*Aim:* Every entry must be repeated exactly. Exclude all pictures.
* Begin *
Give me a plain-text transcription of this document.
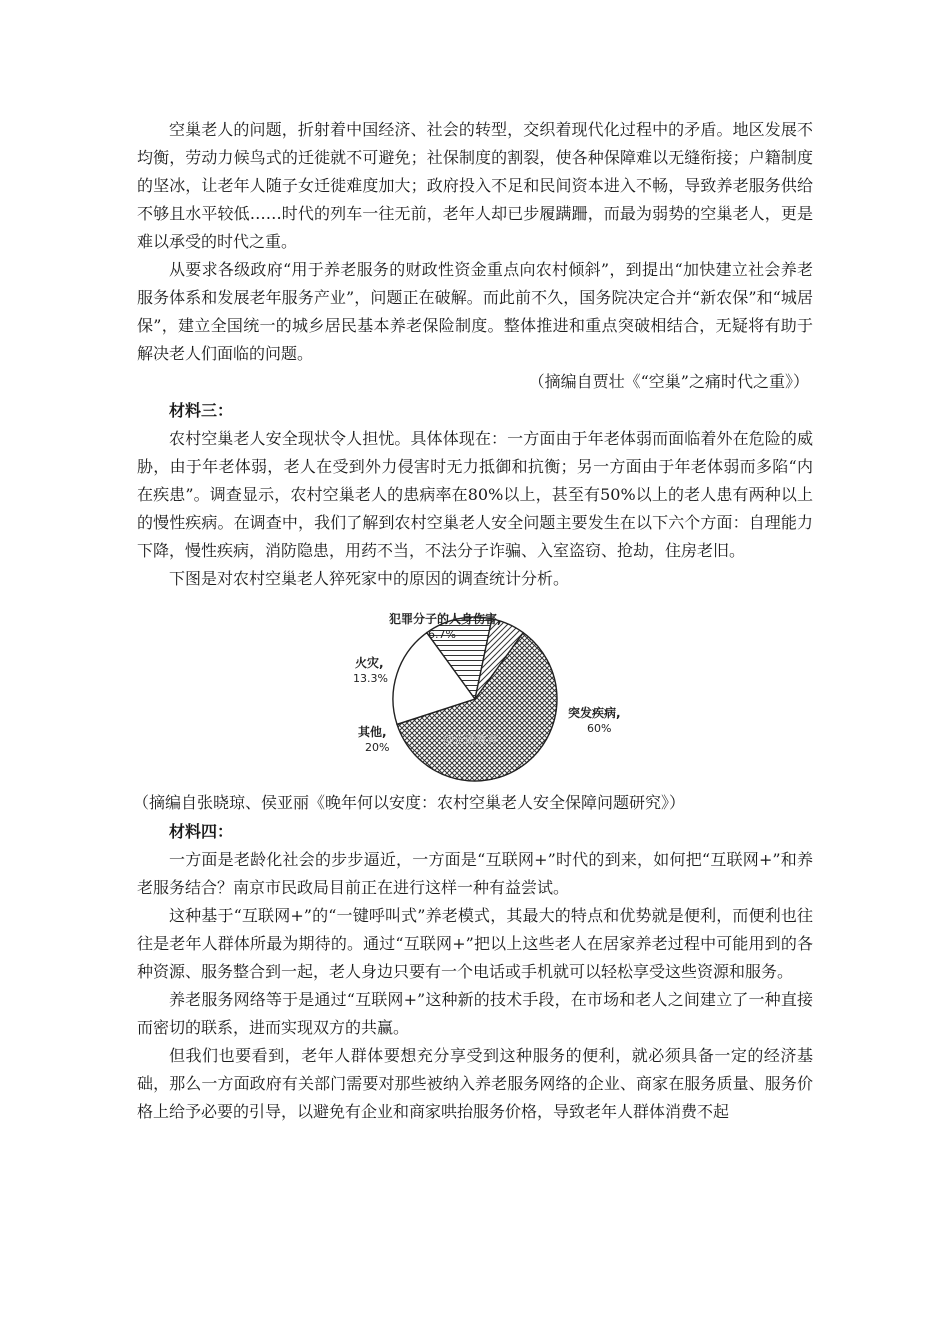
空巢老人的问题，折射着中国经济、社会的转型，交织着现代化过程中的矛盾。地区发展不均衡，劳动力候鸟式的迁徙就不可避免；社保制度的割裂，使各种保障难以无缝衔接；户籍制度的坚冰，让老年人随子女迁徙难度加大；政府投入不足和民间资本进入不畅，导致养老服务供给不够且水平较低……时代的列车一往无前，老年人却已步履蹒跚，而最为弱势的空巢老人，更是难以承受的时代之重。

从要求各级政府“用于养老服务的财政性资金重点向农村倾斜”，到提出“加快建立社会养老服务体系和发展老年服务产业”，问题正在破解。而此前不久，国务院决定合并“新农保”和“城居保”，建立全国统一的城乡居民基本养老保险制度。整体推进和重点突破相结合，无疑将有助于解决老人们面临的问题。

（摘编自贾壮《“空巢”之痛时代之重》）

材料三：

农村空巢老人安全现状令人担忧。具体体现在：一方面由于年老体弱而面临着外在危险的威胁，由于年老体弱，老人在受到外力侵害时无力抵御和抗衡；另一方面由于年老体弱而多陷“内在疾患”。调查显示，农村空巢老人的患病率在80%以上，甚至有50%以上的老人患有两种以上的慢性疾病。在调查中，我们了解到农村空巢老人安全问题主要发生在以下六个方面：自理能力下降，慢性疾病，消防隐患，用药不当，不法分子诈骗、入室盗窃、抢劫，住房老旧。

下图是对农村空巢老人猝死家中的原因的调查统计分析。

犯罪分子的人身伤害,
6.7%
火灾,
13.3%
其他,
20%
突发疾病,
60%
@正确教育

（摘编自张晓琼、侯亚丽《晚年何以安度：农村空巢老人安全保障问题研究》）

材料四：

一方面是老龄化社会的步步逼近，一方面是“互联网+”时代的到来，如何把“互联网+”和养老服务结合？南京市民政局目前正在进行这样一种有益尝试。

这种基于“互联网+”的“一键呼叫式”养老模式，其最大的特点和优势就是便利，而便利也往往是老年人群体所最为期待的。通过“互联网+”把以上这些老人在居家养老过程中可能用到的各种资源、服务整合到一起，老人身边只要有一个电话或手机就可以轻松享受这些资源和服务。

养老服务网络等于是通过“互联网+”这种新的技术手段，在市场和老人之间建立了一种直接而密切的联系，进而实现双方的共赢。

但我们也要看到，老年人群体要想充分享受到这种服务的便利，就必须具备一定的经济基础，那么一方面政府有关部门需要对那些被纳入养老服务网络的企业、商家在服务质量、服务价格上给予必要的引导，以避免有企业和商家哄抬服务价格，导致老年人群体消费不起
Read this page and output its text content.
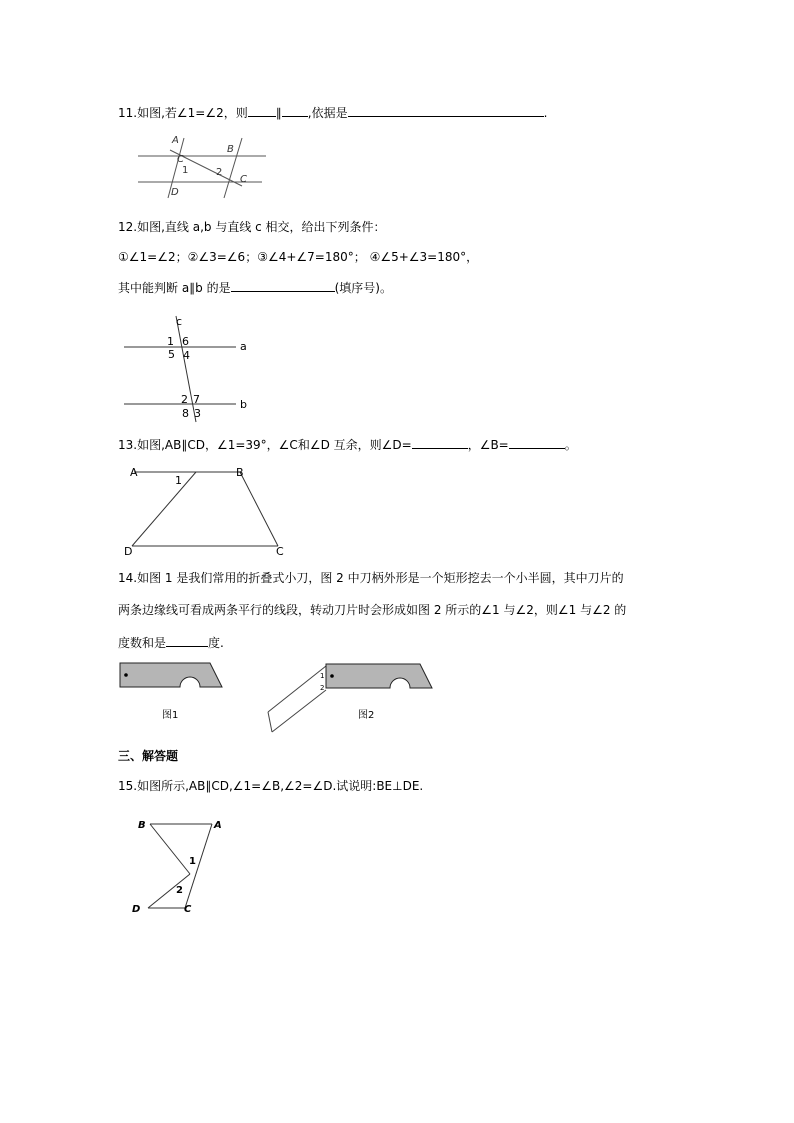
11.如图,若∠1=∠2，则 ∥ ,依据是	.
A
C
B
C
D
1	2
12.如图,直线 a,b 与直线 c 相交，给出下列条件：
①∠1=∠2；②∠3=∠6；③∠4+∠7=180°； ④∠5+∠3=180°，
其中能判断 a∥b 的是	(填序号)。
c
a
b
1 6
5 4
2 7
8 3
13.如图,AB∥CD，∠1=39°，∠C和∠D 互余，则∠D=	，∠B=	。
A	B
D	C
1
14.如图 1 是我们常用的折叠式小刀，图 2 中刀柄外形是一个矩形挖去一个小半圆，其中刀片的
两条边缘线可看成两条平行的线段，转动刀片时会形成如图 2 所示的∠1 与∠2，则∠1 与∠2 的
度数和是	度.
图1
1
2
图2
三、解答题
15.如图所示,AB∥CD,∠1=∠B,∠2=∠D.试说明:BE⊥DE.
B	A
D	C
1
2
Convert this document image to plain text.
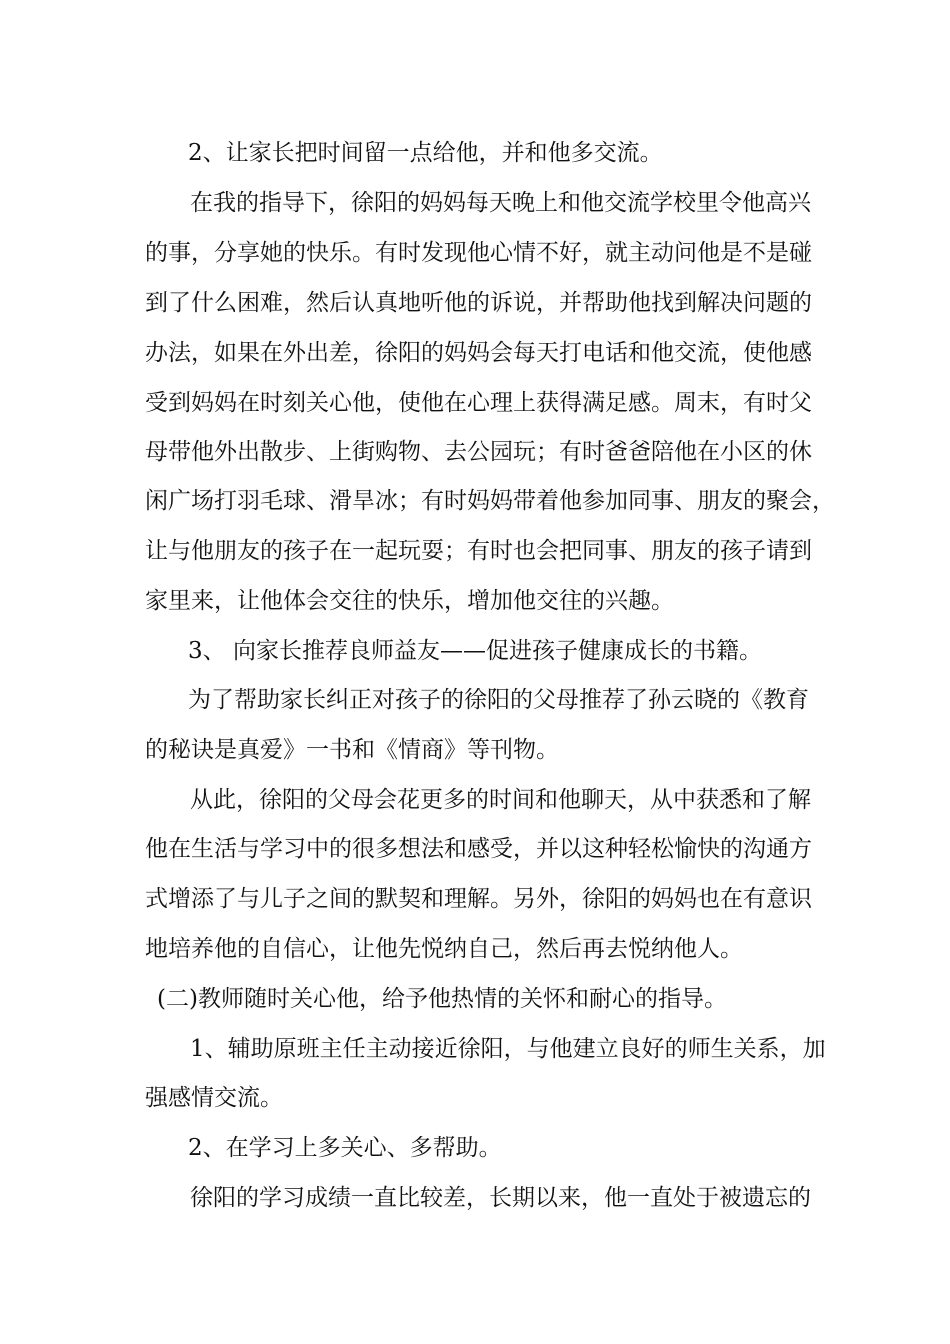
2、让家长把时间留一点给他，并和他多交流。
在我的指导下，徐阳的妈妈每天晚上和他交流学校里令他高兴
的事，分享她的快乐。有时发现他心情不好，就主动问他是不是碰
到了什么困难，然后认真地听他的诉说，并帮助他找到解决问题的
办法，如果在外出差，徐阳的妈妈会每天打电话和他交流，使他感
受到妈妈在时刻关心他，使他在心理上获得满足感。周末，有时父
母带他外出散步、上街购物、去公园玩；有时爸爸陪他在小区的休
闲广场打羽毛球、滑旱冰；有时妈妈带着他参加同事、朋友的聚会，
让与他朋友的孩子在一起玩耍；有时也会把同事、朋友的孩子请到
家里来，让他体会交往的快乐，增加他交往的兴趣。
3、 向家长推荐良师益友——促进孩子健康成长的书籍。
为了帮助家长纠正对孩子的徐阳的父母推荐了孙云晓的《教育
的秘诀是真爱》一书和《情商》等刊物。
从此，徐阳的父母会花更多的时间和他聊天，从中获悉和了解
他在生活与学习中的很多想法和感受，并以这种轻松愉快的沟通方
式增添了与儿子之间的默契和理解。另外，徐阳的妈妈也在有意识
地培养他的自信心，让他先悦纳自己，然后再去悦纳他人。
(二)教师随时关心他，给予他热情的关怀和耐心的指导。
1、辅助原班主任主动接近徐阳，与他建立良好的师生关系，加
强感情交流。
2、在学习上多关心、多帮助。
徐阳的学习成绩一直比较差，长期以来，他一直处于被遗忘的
* End *
*Solution for this exercise:*
Give me a plain-text transcription of this document.
空巢老人的问题，折射着中国经济、社会的转型，交织着现代化过程中的矛盾。地区发展不均衡，劳动力候鸟式的迁徙就不可避免；社保制度的割裂，使各种保障难以无缝衔接；户籍制度的坚冰，让老年人随子女迁徙难度加大；政府投入不足和民间资本进入不畅，导致养老服务供给不够且水平较低……时代的列车一往无前，老年人却已步履蹒跚，而最为弱势的空巢老人，更是难以承受的时代之重。

从要求各级政府“用于养老服务的财政性资金重点向农村倾斜”，到提出“加快建立社会养老服务体系和发展老年服务产业”，问题正在破解。而此前不久，国务院决定合并“新农保”和“城居保”，建立全国统一的城乡居民基本养老保险制度。整体推进和重点突破相结合，无疑将有助于解决老人们面临的问题。

（摘编自贾壮《“空巢”之痛时代之重》）

材料三：

农村空巢老人安全现状令人担忧。具体体现在：一方面由于年老体弱而面临着外在危险的威胁，由于年老体弱，老人在受到外力侵害时无力抵御和抗衡；另一方面由于年老体弱而多陷“内在疾患”。调查显示，农村空巢老人的患病率在80%以上，甚至有50%以上的老人患有两种以上的慢性疾病。在调查中，我们了解到农村空巢老人安全问题主要发生在以下六个方面：自理能力下降，慢性疾病，消防隐患，用药不当，不法分子诈骗、入室盗窃、抢劫，住房老旧。

下图是对农村空巢老人猝死家中的原因的调查统计分析。

犯罪分子的人身伤害,
6.7%
火灾,
13.3%
其他,
20%
突发疾病,
60%
@正确教育

（摘编自张晓琼、侯亚丽《晚年何以安度：农村空巢老人安全保障问题研究》）

材料四：

一方面是老龄化社会的步步逼近，一方面是“互联网+”时代的到来，如何把“互联网+”和养老服务结合？南京市民政局目前正在进行这样一种有益尝试。

这种基于“互联网+”的“一键呼叫式”养老模式，其最大的特点和优势就是便利，而便利也往往是老年人群体所最为期待的。通过“互联网+”把以上这些老人在居家养老过程中可能用到的各种资源、服务整合到一起，老人身边只要有一个电话或手机就可以轻松享受这些资源和服务。

养老服务网络等于是通过“互联网+”这种新的技术手段，在市场和老人之间建立了一种直接而密切的联系，进而实现双方的共赢。

但我们也要看到，老年人群体要想充分享受到这种服务的便利，就必须具备一定的经济基础，那么一方面政府有关部门需要对那些被纳入养老服务网络的企业、商家在服务质量、服务价格上给予必要的引导，以避免有企业和商家哄抬服务价格，导致老年人群体消费不起
Read this page and output its text content.
11.如图,若∠1=∠2，则 ∥ ,依据是	.
A
C
B
C
D
1	2
12.如图,直线 a,b 与直线 c 相交，给出下列条件：
①∠1=∠2；②∠3=∠6；③∠4+∠7=180°； ④∠5+∠3=180°，
其中能判断 a∥b 的是	(填序号)。
c
a
b
1 6
5 4
2 7
8 3
13.如图,AB∥CD，∠1=39°，∠C和∠D 互余，则∠D=	，∠B=	。
A	B
D	C
1
14.如图 1 是我们常用的折叠式小刀，图 2 中刀柄外形是一个矩形挖去一个小半圆，其中刀片的
两条边缘线可看成两条平行的线段，转动刀片时会形成如图 2 所示的∠1 与∠2，则∠1 与∠2 的
度数和是	度.
图1
1
2
图2
三、解答题
15.如图所示,AB∥CD,∠1=∠B,∠2=∠D.试说明:BE⊥DE.
B	A
D	C
1
2
Convert this document image to plain text.
2、让家长把时间留一点给他，并和他多交流。
在我的指导下，徐阳的妈妈每天晚上和他交流学校里令他高兴
的事，分享她的快乐。有时发现他心情不好，就主动问他是不是碰
到了什么困难，然后认真地听他的诉说，并帮助他找到解决问题的
办法，如果在外出差，徐阳的妈妈会每天打电话和他交流，使他感
受到妈妈在时刻关心他，使他在心理上获得满足感。周末，有时父
母带他外出散步、上街购物、去公园玩；有时爸爸陪他在小区的休
闲广场打羽毛球、滑旱冰；有时妈妈带着他参加同事、朋友的聚会，
让与他朋友的孩子在一起玩耍；有时也会把同事、朋友的孩子请到
家里来，让他体会交往的快乐，增加他交往的兴趣。
3、 向家长推荐良师益友——促进孩子健康成长的书籍。
为了帮助家长纠正对孩子的徐阳的父母推荐了孙云晓的《教育
的秘诀是真爱》一书和《情商》等刊物。
从此，徐阳的父母会花更多的时间和他聊天，从中获悉和了解
他在生活与学习中的很多想法和感受，并以这种轻松愉快的沟通方
式增添了与儿子之间的默契和理解。另外，徐阳的妈妈也在有意识
地培养他的自信心，让他先悦纳自己，然后再去悦纳他人。
(二)教师随时关心他，给予他热情的关怀和耐心的指导。
1、辅助原班主任主动接近徐阳，与他建立良好的师生关系，加
强感情交流。
2、在学习上多关心、多帮助。
徐阳的学习成绩一直比较差，长期以来，他一直处于被遗忘的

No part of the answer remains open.